SEIGNEUX DE CORREVON

Numéro

745

Prénom

Gabriel

Naissance

1695

Décès

1775

1. État-civil

Gabriel Seigneux est né à Lausanne, a été baptisé le 26 octobre 1695 (registres d'état civil, Arch. cantonales vaudoises, Lausanne) ; il était le fils de l'assesseur baillival de Lausanne, Jean Louis (1660-1731) et de Sausanne de Saussure (1665-1743) ; il se maria en 1735 avec Julie Bénigne de Loys, fille du seigneur de Correvon (il ajouta dès lors «de Correvon» à son nom) ; aucun enfant n'est né de ce mariage ; il est mort le jour de Noël 1775 (N).

■ Objectif ■
Recopiez le passage du document qui commence par « 1. État-civil » et se poursuit jusqu'à « Noël 1775 (N). ». Appuyez-vous uniquement sur le document.

[Enregistrements du jeu de données]
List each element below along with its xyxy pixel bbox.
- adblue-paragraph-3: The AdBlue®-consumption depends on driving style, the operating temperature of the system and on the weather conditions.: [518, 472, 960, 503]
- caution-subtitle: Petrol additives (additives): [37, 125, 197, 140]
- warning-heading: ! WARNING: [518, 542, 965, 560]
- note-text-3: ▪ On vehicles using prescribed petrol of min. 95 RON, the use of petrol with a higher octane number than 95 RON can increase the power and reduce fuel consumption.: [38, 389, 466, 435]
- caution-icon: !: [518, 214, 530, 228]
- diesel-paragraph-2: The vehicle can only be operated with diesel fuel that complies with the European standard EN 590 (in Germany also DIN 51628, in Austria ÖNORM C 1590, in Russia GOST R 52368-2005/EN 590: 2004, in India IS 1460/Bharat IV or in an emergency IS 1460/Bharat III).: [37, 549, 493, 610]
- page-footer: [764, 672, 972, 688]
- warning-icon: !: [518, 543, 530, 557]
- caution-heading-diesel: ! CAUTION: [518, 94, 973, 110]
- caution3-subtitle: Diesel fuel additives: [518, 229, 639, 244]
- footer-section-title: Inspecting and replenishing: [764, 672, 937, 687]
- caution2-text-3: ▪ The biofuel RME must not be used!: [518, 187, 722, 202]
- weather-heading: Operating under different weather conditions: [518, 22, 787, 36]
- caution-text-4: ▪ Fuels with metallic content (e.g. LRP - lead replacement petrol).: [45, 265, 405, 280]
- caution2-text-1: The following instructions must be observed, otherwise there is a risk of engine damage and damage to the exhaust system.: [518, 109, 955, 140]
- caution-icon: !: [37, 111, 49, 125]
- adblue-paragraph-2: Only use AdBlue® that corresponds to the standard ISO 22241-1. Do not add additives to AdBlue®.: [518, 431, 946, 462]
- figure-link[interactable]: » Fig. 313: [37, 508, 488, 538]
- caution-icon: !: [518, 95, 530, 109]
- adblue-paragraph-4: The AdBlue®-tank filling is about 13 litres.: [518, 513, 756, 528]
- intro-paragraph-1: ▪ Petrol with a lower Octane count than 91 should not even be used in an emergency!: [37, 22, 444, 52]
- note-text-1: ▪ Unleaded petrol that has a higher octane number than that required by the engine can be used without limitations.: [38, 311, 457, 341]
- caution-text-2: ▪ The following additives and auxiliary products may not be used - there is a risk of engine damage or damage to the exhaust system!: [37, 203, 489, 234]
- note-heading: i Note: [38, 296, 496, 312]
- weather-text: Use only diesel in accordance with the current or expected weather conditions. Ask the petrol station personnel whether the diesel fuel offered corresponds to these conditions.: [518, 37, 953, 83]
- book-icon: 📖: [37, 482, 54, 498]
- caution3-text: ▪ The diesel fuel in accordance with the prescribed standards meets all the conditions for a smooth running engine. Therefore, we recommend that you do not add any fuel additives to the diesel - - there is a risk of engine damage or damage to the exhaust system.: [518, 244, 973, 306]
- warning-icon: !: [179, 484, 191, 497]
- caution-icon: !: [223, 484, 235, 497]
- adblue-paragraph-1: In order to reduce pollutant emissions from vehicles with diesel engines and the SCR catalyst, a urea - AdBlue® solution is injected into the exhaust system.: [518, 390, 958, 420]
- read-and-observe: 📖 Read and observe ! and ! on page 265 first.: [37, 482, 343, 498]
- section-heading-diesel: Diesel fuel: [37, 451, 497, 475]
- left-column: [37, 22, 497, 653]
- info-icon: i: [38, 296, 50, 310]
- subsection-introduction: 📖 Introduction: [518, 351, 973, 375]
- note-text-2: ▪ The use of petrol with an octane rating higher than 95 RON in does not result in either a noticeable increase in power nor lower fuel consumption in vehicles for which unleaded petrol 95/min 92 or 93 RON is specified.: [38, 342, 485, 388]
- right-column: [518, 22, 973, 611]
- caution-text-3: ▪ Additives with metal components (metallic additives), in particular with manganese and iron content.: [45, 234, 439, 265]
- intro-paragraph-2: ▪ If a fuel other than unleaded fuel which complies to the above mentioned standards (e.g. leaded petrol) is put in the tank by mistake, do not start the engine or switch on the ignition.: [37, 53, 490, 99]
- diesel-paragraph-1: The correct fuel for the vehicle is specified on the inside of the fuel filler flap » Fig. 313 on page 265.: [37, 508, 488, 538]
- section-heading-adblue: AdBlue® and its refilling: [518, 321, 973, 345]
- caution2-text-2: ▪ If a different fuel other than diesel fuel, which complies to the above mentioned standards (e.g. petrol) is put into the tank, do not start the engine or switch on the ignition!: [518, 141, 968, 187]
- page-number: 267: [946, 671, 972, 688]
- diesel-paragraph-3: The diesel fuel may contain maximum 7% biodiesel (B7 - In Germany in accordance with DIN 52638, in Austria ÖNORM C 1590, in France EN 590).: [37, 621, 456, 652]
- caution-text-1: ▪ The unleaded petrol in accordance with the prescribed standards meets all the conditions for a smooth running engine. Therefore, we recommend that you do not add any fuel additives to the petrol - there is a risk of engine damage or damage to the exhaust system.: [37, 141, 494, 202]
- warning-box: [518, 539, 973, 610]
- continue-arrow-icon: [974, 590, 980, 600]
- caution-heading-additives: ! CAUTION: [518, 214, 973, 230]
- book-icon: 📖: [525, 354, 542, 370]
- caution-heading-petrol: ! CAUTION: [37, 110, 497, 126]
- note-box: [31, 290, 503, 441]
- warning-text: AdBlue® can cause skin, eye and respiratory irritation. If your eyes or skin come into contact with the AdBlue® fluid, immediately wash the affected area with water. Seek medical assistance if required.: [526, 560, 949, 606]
...
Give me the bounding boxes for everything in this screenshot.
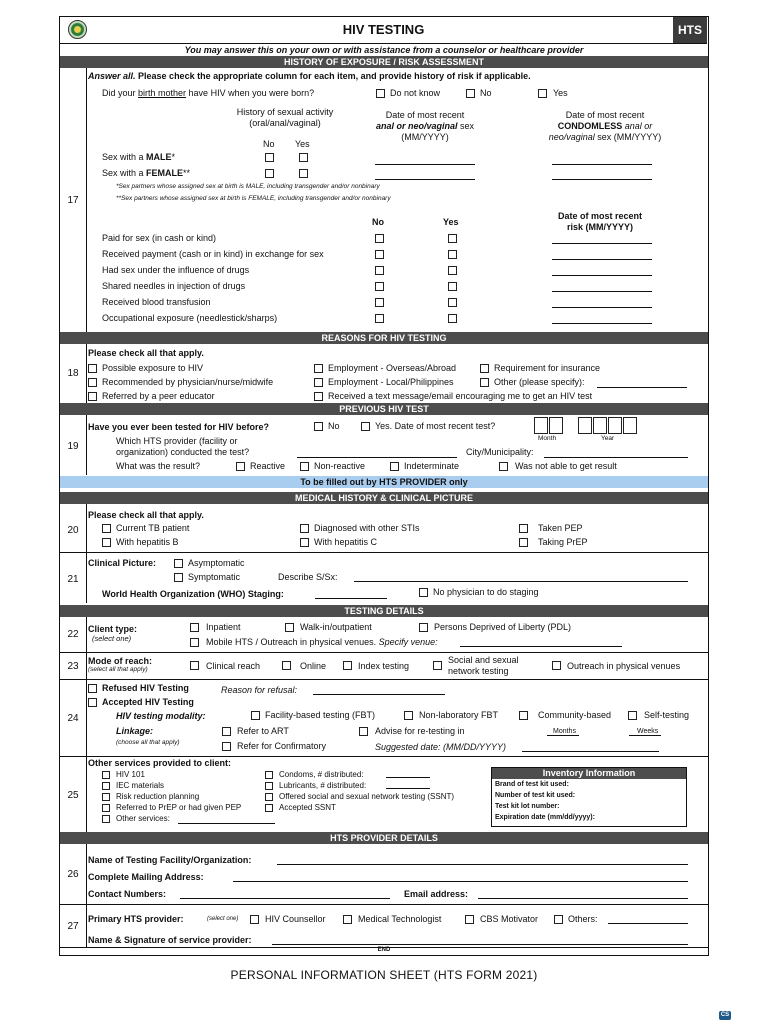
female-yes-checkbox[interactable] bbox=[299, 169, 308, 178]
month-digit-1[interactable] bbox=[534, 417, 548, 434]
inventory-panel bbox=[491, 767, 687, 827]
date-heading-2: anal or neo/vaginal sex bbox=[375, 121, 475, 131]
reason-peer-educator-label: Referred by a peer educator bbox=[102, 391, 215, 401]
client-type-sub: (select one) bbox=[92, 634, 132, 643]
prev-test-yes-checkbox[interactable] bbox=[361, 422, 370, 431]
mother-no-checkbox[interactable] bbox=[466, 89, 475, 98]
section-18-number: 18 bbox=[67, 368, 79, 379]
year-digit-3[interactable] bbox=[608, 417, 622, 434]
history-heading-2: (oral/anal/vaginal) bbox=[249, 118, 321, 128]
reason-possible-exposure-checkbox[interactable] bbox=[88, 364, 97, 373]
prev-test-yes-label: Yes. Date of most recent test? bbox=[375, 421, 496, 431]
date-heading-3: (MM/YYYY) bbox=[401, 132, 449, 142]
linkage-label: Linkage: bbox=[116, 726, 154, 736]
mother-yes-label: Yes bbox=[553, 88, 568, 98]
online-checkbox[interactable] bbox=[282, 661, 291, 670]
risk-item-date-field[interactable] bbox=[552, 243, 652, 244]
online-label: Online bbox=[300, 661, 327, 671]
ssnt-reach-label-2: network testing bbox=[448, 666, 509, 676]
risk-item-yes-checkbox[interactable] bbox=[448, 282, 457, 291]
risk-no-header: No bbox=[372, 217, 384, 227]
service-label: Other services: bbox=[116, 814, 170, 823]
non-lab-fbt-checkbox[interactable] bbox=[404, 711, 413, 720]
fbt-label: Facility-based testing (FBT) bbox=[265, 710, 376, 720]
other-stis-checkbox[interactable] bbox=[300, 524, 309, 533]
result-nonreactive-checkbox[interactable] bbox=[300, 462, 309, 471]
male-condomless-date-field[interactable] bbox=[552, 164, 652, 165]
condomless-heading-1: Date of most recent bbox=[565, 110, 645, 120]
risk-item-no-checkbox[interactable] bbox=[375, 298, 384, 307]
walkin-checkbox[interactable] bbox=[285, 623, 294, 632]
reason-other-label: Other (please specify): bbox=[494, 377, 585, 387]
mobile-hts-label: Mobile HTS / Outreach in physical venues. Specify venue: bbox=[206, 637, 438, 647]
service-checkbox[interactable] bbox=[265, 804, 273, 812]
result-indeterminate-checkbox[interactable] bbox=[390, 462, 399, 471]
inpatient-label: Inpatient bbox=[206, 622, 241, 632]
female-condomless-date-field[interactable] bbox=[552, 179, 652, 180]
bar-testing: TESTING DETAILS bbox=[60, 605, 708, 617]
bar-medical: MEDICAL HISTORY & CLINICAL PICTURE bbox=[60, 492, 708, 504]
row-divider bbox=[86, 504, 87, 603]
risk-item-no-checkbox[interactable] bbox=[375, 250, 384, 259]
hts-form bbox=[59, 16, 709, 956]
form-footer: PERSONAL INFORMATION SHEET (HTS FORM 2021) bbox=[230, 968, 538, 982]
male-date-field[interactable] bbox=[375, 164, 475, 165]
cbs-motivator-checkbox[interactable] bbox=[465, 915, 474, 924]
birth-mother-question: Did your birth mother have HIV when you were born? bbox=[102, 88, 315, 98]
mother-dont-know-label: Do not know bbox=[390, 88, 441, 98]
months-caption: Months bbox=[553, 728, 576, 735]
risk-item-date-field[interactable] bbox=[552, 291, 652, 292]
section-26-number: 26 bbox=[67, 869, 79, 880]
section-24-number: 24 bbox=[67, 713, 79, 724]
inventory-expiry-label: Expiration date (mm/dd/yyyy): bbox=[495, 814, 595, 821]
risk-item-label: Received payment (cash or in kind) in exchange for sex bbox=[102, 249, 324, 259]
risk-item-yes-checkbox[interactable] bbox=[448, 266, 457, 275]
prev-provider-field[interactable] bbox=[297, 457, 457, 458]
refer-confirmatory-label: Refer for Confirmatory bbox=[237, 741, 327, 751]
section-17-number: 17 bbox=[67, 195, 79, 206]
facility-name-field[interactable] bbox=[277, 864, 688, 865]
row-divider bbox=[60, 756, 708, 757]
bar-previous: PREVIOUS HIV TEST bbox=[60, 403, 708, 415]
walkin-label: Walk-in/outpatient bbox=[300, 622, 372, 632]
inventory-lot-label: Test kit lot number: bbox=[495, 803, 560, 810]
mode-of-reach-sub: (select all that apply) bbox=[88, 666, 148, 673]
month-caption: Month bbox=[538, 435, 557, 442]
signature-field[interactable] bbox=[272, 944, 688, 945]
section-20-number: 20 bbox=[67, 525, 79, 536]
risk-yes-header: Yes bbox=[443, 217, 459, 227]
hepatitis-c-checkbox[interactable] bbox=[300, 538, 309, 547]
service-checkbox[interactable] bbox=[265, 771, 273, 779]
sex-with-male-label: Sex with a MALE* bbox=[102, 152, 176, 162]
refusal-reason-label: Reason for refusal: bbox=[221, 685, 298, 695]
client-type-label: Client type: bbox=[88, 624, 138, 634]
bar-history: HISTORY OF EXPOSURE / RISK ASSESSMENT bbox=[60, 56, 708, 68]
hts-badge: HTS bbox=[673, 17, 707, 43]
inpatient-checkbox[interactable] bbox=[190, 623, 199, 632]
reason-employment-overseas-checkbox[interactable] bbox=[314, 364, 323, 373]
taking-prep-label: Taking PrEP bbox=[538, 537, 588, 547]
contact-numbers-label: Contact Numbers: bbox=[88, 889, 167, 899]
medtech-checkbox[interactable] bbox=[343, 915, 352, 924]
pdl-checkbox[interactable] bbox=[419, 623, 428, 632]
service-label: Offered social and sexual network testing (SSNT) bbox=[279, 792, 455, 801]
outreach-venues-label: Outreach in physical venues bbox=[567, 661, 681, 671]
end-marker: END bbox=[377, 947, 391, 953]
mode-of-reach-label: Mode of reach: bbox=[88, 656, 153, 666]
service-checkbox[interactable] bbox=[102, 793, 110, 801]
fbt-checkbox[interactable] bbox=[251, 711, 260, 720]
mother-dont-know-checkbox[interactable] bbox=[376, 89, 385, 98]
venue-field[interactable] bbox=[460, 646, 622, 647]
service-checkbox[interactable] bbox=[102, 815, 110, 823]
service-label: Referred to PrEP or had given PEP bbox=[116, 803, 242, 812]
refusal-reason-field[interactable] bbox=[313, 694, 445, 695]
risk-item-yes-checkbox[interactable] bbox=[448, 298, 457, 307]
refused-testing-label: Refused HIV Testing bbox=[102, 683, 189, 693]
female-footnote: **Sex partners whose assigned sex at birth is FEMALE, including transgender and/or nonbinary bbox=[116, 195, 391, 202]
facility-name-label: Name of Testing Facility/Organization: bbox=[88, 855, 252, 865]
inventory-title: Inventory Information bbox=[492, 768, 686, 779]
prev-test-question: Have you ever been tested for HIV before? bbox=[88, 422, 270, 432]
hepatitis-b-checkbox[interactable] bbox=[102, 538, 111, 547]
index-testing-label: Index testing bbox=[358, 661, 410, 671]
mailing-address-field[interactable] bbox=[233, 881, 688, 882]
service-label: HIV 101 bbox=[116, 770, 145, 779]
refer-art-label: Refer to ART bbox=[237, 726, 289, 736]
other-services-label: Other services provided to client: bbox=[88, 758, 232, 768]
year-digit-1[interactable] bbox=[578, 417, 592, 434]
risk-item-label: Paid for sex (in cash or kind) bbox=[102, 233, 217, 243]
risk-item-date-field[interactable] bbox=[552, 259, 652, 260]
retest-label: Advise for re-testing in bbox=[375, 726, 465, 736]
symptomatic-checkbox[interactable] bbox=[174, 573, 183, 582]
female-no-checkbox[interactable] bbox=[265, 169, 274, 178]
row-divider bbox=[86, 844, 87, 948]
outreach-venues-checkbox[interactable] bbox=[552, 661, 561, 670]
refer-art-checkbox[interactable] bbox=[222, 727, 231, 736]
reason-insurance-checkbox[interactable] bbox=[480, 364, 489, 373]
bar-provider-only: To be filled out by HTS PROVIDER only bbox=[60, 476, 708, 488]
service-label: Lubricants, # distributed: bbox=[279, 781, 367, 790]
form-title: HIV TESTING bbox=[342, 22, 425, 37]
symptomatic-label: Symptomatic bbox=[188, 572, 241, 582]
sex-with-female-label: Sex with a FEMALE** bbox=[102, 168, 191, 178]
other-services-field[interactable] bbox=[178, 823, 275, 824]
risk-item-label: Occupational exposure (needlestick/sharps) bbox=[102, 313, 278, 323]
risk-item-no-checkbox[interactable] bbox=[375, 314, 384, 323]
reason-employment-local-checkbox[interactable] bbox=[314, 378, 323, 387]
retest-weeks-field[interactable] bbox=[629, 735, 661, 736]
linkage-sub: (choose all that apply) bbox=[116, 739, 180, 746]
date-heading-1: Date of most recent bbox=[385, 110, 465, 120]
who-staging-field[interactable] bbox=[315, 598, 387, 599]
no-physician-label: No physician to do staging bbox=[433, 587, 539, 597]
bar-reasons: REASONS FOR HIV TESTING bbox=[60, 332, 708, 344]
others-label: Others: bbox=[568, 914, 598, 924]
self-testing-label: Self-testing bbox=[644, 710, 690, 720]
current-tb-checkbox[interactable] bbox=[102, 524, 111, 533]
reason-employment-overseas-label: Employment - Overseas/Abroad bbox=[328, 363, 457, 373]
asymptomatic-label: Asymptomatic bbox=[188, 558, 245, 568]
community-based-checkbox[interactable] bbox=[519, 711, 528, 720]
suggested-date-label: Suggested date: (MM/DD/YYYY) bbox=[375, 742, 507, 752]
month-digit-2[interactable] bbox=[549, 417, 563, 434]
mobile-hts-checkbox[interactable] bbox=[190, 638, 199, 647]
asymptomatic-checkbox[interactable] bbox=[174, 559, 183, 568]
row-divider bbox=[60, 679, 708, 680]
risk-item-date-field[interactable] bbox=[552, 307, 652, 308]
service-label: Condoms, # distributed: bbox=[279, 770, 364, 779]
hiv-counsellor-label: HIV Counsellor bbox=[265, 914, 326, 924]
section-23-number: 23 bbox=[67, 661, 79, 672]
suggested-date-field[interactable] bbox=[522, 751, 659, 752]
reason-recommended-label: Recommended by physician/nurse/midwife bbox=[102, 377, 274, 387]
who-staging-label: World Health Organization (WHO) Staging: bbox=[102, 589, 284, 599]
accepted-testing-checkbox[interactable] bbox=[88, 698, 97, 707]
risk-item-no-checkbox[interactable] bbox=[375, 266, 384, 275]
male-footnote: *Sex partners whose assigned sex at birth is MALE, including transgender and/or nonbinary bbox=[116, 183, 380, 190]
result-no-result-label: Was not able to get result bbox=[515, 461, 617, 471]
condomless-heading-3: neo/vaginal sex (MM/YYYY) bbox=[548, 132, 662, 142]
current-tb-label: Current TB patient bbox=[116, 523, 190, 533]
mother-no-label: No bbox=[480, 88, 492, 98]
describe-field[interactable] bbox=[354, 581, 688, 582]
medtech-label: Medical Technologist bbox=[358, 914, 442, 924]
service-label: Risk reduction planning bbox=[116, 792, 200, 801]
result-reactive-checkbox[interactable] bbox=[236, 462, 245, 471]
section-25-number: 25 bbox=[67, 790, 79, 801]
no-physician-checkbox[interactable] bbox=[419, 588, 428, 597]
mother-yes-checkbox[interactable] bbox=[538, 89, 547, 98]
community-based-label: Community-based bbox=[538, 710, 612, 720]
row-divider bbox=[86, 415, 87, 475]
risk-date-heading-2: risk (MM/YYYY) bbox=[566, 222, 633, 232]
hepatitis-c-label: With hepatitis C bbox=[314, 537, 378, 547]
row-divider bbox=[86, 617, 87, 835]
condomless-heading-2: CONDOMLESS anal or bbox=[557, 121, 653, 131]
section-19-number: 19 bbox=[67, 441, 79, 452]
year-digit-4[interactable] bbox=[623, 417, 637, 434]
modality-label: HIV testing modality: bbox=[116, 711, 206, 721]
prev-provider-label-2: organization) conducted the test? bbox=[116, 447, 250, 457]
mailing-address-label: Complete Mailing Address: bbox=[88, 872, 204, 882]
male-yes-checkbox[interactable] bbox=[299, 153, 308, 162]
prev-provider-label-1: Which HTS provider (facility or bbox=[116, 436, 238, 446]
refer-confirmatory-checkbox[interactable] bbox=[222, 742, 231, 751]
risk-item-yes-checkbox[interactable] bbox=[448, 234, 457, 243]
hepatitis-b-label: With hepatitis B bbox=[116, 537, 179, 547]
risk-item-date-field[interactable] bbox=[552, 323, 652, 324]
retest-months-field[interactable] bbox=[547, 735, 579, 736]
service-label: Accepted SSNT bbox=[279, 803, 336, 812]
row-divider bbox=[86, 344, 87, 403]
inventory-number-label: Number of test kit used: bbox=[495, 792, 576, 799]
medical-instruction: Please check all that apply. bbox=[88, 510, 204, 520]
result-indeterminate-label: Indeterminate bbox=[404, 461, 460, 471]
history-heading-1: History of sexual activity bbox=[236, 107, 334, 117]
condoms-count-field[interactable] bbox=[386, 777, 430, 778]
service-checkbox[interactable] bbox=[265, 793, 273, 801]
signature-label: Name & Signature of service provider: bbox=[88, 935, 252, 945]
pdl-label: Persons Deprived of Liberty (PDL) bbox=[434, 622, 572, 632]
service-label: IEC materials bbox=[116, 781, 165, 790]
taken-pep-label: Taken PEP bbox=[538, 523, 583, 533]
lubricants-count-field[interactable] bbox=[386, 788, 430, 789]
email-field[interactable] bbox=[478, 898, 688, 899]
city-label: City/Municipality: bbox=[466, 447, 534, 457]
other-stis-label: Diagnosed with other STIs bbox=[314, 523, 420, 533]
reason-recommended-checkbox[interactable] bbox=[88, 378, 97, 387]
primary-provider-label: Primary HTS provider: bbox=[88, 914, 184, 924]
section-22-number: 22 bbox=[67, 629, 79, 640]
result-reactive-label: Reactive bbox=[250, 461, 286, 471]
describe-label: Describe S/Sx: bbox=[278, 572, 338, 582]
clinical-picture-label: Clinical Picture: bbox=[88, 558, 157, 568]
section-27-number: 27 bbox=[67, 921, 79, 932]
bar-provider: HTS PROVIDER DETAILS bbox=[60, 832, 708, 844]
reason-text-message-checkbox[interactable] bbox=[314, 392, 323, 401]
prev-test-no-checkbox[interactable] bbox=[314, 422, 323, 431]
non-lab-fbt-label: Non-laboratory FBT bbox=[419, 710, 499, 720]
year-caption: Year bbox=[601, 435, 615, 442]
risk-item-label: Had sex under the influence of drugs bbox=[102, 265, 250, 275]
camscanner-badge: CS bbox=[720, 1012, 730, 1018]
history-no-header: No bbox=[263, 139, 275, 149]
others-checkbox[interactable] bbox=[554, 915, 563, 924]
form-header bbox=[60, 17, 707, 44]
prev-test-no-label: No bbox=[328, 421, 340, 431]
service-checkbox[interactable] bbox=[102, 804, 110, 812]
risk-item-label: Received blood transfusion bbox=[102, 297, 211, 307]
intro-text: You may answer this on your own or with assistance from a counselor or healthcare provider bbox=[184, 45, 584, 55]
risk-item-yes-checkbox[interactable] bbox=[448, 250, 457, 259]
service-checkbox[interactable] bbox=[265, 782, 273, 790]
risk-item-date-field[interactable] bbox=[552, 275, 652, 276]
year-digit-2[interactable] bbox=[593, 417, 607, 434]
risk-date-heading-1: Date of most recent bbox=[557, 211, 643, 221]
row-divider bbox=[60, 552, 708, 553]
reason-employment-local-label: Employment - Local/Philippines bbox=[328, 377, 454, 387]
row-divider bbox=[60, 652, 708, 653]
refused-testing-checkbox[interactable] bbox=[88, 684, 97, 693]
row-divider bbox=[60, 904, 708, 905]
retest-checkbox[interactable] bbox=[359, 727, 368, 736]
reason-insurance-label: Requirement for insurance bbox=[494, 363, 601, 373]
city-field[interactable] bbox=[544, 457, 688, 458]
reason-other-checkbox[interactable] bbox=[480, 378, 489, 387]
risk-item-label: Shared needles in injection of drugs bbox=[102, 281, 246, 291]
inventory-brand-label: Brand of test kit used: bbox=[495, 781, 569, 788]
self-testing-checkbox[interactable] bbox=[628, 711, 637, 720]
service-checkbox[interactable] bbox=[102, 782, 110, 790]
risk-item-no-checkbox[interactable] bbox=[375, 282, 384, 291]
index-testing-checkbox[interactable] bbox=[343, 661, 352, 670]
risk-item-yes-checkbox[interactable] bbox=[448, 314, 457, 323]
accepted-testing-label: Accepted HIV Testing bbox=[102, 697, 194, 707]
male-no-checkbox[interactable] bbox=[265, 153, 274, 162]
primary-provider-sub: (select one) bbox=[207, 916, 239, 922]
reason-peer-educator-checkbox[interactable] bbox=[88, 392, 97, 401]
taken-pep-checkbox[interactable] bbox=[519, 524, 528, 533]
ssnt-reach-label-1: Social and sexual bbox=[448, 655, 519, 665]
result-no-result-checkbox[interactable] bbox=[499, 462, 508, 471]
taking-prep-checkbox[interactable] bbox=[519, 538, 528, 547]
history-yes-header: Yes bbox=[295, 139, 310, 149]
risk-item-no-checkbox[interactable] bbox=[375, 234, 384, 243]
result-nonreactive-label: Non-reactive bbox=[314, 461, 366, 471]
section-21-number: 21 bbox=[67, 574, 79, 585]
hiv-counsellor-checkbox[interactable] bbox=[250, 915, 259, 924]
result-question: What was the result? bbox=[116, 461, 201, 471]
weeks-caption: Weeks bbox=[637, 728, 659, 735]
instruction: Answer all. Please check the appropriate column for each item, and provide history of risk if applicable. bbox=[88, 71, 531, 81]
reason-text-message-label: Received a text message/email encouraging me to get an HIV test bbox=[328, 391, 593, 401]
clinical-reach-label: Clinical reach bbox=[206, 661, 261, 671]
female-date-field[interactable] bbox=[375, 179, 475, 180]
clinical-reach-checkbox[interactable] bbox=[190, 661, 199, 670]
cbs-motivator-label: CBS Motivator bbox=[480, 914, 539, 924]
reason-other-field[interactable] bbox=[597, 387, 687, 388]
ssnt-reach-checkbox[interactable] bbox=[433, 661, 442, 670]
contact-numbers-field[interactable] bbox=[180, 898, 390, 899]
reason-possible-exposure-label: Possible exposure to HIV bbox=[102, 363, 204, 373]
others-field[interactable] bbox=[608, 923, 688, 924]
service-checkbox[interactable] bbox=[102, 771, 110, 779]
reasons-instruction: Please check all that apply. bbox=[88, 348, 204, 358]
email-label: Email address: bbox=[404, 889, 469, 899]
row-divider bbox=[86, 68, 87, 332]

■ Résultat ■
1. État-civil

Gabriel Seigneux est né à Lausanne, a été baptisé le 26 octobre 1695 (registres d'état civil, Arch. cantonales vaudoises, Lausanne) ; il était le fils de l'assesseur baillival de Lausanne, Jean Louis (1660-1731) et de Sausanne de Saussure (1665-1743) ; il se maria en 1735 avec Julie Bénigne de Loys, fille du seigneur de Correvon (il ajouta dès lors «de Correvon» à son nom) ; aucun enfant n'est né de ce mariage ; il est mort le jour de Noël 1775 (N).